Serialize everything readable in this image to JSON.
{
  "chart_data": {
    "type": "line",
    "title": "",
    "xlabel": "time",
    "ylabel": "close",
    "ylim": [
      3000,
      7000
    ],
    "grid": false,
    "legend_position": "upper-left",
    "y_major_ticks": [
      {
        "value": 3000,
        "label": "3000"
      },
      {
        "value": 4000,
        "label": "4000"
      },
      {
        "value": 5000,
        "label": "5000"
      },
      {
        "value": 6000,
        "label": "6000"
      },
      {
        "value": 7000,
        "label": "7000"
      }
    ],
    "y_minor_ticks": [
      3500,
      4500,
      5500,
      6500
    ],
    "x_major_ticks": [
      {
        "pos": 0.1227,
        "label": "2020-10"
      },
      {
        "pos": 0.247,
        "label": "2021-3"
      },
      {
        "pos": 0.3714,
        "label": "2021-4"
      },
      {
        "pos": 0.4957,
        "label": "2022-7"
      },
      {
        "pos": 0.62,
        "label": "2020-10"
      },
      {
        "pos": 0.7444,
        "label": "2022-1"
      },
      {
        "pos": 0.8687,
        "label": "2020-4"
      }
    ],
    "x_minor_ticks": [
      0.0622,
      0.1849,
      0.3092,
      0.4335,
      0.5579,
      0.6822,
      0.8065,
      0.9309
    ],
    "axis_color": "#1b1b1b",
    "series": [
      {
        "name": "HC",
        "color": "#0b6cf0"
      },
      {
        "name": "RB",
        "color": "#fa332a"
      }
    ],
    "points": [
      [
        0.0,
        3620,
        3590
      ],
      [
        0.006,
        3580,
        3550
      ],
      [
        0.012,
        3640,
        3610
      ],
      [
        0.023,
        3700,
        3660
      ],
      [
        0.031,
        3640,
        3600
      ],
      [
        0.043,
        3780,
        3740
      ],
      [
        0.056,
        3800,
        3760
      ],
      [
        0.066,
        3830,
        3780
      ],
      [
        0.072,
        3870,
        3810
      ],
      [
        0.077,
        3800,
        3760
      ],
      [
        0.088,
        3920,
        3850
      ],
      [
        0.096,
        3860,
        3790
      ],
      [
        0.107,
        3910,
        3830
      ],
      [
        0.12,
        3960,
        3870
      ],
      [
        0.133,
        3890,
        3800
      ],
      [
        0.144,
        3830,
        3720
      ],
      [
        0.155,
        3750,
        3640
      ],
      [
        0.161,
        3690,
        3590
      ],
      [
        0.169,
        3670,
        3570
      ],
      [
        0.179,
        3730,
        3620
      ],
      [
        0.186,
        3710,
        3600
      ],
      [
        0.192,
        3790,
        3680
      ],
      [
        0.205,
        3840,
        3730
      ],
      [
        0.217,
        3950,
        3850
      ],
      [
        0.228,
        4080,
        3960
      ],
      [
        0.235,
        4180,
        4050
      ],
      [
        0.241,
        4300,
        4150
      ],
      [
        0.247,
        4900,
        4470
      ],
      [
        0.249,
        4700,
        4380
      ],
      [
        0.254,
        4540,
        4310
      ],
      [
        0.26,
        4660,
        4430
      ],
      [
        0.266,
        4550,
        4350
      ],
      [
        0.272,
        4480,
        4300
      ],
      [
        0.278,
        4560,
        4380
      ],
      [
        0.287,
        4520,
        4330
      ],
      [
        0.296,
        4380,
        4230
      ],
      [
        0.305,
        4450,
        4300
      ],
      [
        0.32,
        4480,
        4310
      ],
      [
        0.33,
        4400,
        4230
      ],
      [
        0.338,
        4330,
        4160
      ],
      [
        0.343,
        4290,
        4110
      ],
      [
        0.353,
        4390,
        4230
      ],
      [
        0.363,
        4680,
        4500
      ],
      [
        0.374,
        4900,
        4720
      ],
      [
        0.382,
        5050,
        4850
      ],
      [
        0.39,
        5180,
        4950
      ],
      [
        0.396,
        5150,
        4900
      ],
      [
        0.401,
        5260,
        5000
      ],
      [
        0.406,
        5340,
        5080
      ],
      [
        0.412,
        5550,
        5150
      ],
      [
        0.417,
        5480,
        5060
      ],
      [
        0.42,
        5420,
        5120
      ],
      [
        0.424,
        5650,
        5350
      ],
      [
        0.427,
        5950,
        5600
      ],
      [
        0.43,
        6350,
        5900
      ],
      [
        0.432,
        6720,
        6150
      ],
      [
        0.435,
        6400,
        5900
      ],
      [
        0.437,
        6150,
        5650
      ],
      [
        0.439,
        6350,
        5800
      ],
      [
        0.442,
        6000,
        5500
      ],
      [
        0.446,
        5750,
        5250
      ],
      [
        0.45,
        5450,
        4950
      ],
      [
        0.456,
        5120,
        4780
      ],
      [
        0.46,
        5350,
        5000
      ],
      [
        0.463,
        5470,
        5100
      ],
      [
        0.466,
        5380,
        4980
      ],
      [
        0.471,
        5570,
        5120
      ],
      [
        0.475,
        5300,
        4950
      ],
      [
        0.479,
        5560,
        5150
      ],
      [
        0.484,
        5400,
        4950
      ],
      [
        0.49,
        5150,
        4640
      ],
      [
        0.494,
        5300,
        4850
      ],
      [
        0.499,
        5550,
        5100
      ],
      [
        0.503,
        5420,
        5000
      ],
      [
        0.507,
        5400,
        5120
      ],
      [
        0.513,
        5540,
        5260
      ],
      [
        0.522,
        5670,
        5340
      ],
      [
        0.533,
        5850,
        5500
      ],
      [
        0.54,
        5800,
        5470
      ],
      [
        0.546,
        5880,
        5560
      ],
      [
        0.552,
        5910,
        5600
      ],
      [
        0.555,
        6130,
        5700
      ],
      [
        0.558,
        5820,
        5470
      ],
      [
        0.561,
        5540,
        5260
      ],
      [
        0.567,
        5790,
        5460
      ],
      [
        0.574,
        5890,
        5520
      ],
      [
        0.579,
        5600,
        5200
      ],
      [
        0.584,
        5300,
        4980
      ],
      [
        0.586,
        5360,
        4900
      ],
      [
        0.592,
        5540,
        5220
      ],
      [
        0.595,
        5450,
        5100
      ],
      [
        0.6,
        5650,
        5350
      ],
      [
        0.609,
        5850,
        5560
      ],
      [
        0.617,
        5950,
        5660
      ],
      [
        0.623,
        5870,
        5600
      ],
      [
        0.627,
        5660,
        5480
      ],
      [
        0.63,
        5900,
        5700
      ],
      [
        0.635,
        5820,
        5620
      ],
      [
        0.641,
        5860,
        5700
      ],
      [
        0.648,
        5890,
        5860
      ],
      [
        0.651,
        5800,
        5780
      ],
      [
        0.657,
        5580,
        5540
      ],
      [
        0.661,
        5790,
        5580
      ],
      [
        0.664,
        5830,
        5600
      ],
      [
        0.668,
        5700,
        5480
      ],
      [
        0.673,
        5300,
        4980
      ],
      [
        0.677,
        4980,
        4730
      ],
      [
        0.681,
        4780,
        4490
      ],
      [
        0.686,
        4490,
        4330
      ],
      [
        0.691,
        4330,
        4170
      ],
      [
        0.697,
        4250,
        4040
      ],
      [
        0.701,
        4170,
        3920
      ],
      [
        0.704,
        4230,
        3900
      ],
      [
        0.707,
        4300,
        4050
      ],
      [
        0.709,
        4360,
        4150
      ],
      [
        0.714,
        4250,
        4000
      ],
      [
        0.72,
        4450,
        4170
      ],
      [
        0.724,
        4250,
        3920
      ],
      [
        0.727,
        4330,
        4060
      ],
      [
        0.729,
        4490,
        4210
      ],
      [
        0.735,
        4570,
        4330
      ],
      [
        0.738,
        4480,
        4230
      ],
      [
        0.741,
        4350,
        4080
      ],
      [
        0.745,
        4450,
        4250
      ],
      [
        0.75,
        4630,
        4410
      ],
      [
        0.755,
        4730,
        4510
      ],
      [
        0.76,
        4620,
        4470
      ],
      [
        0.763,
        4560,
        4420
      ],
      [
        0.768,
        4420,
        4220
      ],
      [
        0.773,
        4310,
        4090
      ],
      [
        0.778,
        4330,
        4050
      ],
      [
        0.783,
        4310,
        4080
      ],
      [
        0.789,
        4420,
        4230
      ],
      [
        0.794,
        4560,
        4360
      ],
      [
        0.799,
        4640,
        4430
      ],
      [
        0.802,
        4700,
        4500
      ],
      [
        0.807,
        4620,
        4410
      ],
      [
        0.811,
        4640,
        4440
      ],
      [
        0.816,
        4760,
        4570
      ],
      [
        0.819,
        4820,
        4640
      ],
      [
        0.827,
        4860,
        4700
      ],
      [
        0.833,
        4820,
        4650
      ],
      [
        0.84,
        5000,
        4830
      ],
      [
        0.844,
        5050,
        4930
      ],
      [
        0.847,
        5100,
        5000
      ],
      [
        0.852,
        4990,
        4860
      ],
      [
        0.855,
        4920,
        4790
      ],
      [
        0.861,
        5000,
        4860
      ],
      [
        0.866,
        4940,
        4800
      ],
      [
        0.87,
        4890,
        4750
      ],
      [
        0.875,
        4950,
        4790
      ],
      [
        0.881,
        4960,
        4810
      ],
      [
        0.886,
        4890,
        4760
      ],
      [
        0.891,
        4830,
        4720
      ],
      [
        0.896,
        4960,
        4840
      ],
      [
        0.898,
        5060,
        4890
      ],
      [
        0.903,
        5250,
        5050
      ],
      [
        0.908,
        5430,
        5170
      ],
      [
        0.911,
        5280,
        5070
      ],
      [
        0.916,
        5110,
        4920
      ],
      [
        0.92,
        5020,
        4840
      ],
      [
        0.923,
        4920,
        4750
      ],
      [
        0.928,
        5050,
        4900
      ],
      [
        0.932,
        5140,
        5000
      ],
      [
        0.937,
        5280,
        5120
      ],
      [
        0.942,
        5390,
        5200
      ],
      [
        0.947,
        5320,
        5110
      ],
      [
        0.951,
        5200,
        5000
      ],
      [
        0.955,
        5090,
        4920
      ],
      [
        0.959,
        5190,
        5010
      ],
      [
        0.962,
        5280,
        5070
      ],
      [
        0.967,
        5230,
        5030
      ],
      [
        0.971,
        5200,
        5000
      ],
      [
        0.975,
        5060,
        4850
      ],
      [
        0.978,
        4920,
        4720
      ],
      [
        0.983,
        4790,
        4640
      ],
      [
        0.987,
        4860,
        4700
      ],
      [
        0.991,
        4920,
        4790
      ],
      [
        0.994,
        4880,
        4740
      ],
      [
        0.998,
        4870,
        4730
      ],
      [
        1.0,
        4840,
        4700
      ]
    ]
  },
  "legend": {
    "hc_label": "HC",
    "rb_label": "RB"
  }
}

▶ **STATED TASK**:
Extract all lines from the material above that include the word "value".

▶ **FINAL ANSWER**:
        "value": 3000,
        "value": 4000,
        "value": 5000,
        "value": 6000,
        "value": 7000,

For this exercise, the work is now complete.